**OBJECTIVE**
Tally the lines in the listing below that include "Hakimxon". Answer with the count and nothing more.

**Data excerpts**
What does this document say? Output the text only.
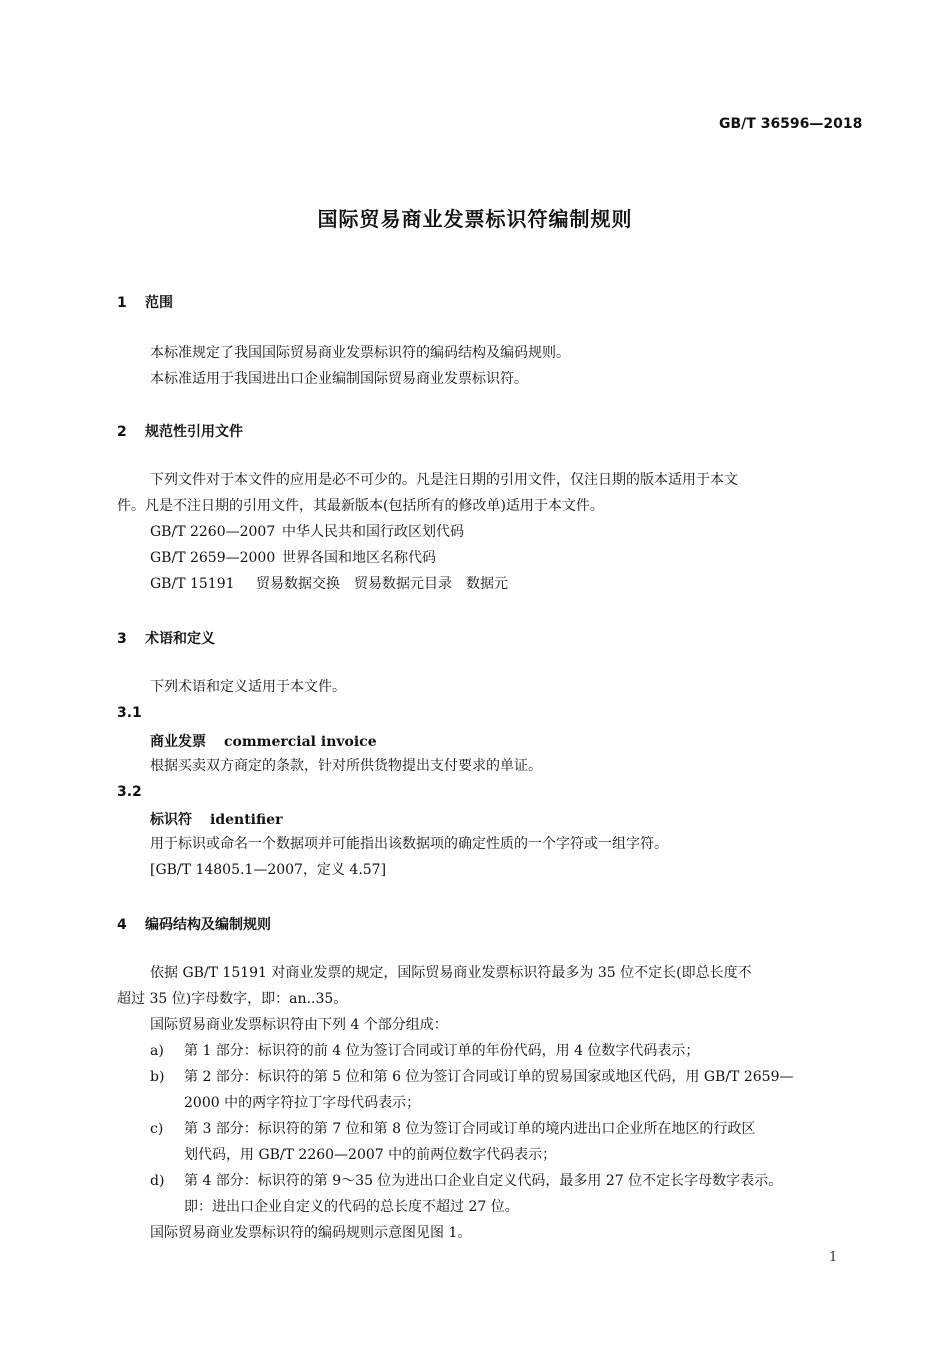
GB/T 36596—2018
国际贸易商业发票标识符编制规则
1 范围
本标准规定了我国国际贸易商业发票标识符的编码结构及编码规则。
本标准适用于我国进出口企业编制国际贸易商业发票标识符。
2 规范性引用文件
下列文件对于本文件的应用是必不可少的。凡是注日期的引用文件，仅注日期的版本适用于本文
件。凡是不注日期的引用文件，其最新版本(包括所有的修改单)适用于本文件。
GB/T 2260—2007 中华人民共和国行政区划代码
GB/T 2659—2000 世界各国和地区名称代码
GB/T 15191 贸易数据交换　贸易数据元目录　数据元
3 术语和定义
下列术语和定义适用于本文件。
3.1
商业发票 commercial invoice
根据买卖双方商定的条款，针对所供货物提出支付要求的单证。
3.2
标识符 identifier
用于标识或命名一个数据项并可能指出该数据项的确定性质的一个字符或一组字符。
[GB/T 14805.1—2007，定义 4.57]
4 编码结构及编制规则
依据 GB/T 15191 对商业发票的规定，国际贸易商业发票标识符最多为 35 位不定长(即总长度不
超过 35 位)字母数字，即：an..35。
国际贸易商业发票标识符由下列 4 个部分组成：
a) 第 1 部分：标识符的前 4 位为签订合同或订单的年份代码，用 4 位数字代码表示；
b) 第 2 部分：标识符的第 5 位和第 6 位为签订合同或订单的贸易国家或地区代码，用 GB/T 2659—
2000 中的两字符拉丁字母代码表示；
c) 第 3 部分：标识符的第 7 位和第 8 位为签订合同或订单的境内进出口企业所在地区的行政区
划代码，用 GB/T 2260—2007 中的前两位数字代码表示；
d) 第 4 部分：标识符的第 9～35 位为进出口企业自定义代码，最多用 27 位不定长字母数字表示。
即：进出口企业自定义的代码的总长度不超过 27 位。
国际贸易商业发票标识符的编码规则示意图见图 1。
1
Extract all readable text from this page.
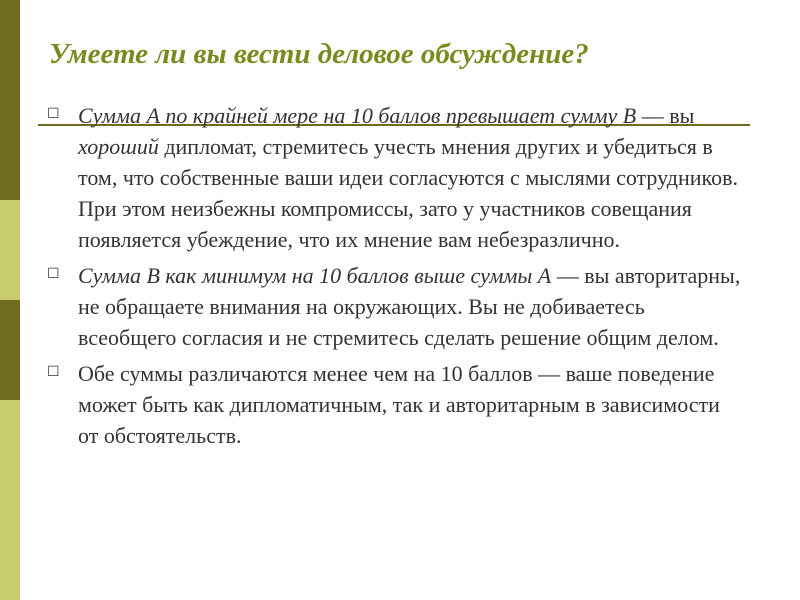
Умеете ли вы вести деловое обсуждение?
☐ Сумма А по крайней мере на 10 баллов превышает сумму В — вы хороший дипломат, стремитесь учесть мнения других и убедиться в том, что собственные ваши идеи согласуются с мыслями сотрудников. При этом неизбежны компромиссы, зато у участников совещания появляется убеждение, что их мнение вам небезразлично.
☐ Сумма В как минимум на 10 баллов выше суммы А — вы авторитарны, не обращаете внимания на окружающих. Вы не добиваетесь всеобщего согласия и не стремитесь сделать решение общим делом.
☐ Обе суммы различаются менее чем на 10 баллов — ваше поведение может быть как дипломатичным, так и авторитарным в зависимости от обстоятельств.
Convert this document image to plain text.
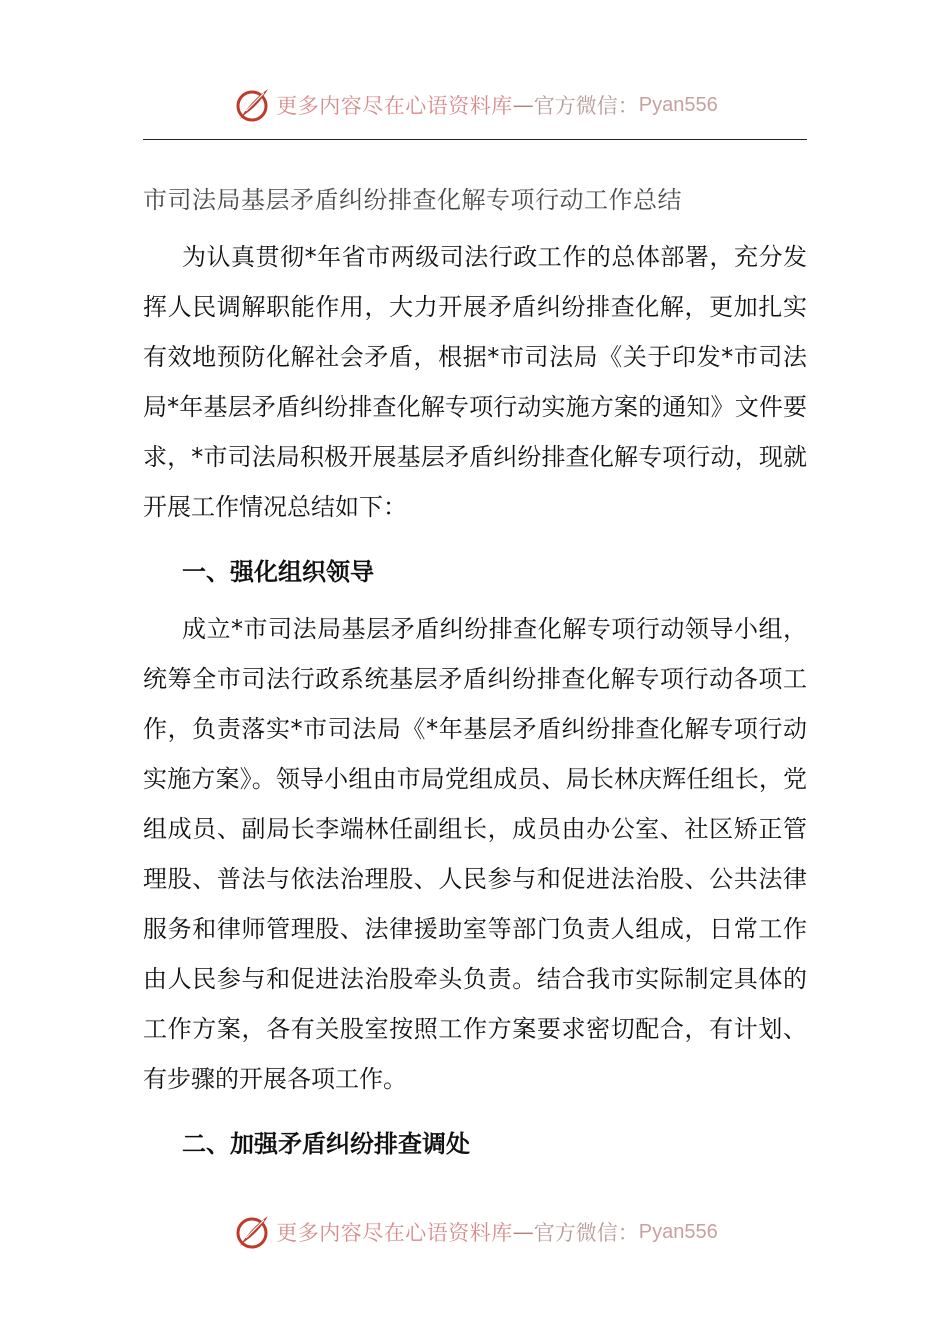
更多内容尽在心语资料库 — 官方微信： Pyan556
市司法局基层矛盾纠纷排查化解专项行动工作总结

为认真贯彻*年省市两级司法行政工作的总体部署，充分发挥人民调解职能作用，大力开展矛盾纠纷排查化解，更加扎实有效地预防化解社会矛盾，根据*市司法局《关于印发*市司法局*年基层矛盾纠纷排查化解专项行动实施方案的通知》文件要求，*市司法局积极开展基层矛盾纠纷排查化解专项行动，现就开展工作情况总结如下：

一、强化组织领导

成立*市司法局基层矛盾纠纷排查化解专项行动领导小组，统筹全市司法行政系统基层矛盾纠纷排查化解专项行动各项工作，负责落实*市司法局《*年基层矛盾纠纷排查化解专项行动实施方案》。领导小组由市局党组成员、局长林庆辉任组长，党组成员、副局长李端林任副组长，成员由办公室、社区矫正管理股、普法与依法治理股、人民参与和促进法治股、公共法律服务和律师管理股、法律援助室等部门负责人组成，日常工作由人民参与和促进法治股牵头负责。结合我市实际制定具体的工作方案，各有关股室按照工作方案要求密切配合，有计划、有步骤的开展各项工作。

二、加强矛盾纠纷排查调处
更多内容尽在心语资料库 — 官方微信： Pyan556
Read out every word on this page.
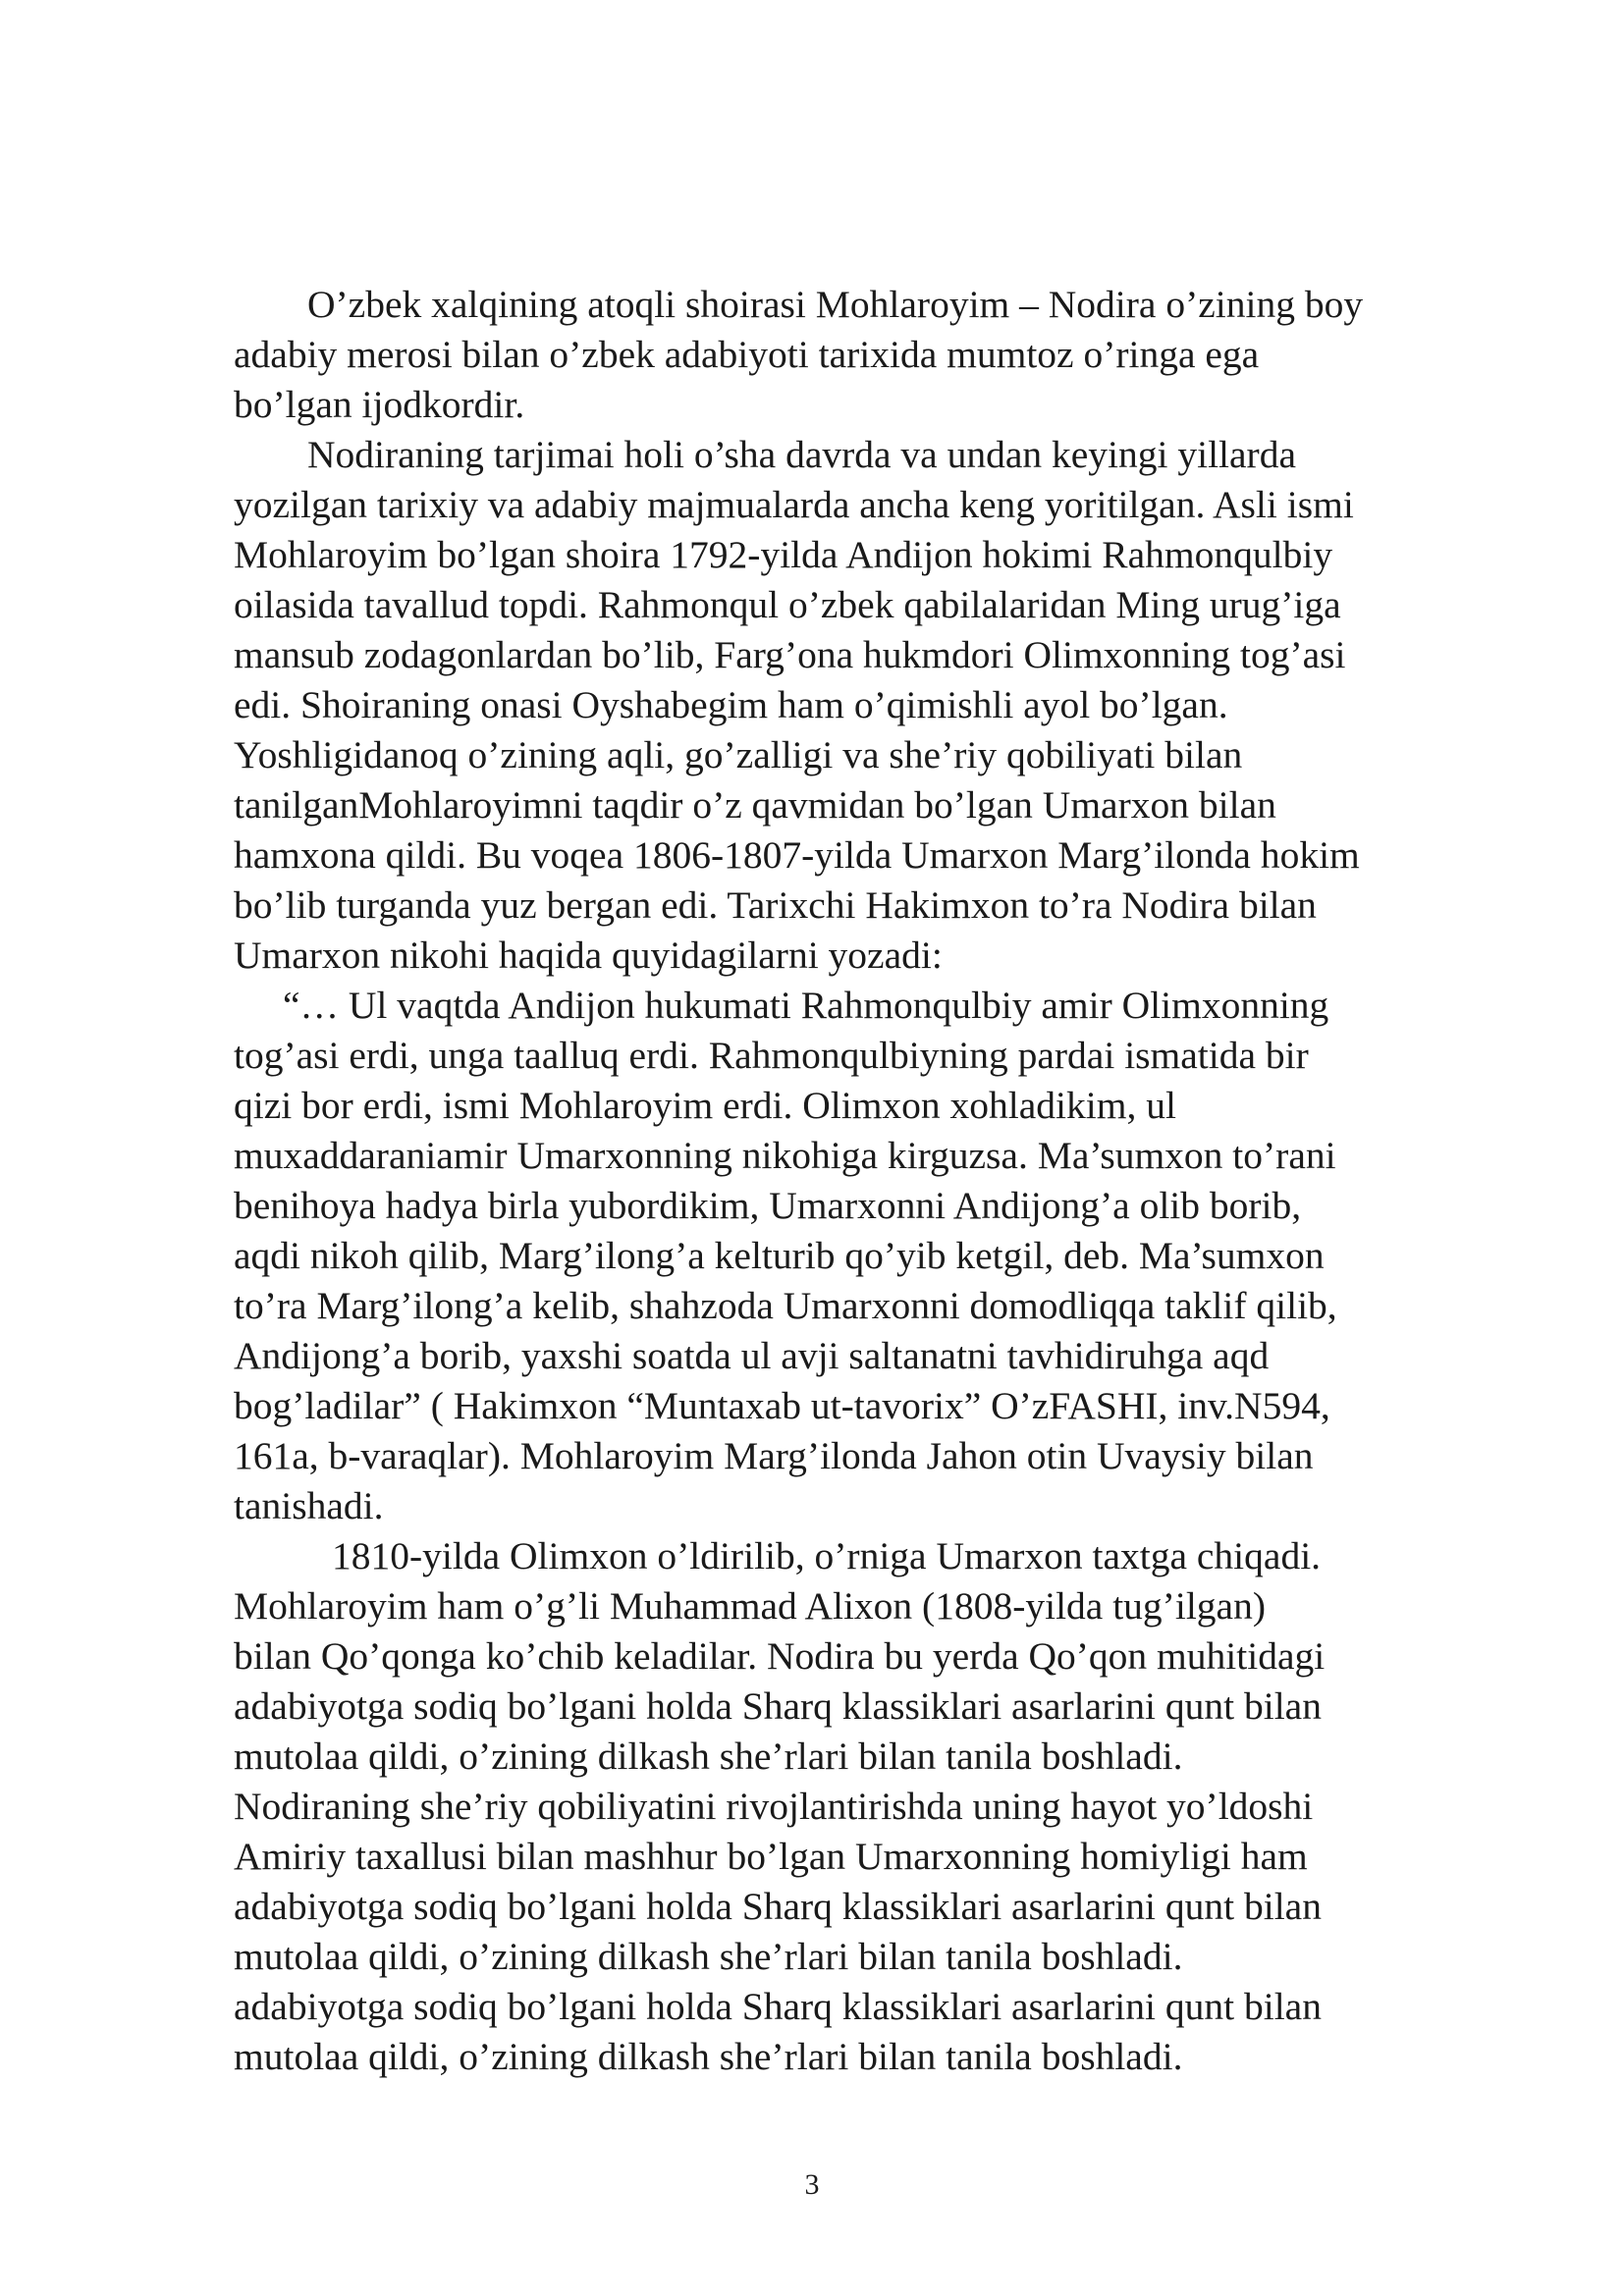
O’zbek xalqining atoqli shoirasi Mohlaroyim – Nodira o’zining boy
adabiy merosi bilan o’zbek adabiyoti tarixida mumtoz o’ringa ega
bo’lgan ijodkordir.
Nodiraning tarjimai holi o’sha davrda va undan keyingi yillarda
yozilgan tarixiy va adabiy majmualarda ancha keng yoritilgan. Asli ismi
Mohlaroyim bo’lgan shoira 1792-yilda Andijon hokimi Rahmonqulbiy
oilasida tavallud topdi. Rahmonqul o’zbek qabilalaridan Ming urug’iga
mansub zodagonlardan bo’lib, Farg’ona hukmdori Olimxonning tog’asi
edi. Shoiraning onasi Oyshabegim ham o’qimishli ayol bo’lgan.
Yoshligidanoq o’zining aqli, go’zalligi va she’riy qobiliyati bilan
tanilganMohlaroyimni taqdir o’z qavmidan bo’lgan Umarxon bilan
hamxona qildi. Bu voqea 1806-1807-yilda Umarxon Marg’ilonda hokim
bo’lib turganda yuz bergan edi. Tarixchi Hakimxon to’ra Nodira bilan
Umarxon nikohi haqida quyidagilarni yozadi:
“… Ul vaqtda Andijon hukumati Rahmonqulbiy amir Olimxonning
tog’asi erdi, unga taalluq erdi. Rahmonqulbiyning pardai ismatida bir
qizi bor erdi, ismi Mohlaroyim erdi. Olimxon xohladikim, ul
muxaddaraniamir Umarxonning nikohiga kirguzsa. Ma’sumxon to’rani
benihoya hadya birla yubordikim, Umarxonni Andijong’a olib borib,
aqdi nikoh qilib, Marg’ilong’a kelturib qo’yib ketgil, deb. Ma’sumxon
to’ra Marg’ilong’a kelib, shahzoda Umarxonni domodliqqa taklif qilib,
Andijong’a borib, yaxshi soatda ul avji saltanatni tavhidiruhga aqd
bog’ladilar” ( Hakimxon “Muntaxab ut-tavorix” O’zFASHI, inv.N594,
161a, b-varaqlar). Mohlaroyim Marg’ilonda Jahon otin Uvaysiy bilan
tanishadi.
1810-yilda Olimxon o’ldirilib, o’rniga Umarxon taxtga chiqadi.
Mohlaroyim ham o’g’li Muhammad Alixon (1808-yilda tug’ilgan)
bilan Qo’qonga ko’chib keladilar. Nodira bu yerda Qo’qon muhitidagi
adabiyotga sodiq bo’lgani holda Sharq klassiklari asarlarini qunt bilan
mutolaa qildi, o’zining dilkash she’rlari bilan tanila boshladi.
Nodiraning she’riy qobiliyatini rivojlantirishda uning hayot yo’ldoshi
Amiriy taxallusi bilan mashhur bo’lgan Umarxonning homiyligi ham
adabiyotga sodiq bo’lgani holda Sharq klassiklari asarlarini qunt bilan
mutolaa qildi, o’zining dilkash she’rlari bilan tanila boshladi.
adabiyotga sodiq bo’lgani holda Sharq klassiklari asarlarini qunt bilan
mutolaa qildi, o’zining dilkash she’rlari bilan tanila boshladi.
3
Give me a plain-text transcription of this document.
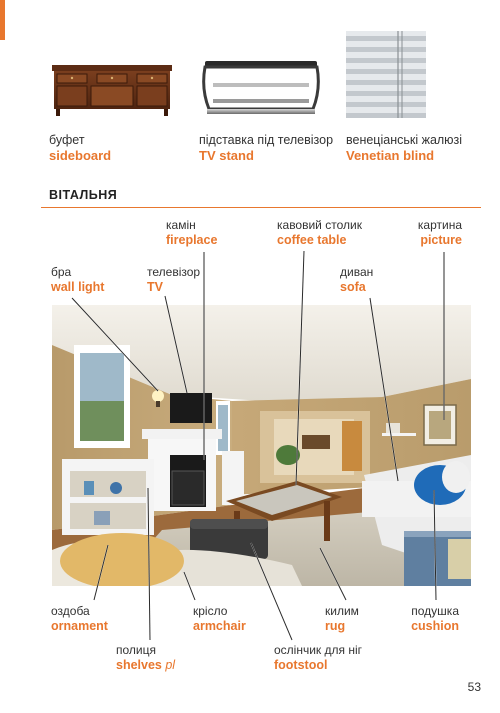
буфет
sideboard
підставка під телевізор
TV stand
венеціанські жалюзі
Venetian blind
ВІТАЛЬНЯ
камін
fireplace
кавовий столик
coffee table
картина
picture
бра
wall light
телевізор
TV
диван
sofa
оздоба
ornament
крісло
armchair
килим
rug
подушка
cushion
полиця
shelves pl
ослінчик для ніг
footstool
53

**SOLUTION TO THIS EXERCISE**
2